## [Problem details]
Retype the listing that follows, exactly as written.

---------- Data listing ----------

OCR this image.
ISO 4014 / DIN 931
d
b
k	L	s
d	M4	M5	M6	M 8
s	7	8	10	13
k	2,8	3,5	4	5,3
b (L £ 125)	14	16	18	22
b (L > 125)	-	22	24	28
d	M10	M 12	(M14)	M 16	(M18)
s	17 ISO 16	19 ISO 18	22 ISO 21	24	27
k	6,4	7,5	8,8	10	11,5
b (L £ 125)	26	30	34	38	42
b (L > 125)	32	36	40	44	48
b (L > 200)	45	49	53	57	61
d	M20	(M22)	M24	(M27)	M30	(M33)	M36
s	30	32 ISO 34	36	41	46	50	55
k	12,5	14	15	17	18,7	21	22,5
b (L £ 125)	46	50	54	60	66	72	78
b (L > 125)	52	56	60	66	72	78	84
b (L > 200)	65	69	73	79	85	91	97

----------

## [Expected answer]
OCR this image.
ISO 4014 / DIN 931
d
b
k	L	s
d	M4	M5	M6	M 8
s	7	8	10	13
k	2,8	3,5	4	5,3
b (L £ 125)	14	16	18	22
b (L > 125)	-	22	24	28
d	M10	M 12	(M14)	M 16	(M18)
s	17 ISO 16	19 ISO 18	22 ISO 21	24	27
k	6,4	7,5	8,8	10	11,5
b (L £ 125)	26	30	34	38	42
b (L > 125)	32	36	40	44	48
b (L > 200)	45	49	53	57	61
d	M20	(M22)	M24	(M27)	M30	(M33)	M36
s	30	32 ISO 34	36	41	46	50	55
k	12,5	14	15	17	18,7	21	22,5
b (L £ 125)	46	50	54	60	66	72	78
b (L > 125)	52	56	60	66	72	78	84
b (L > 200)	65	69	73	79	85	91	97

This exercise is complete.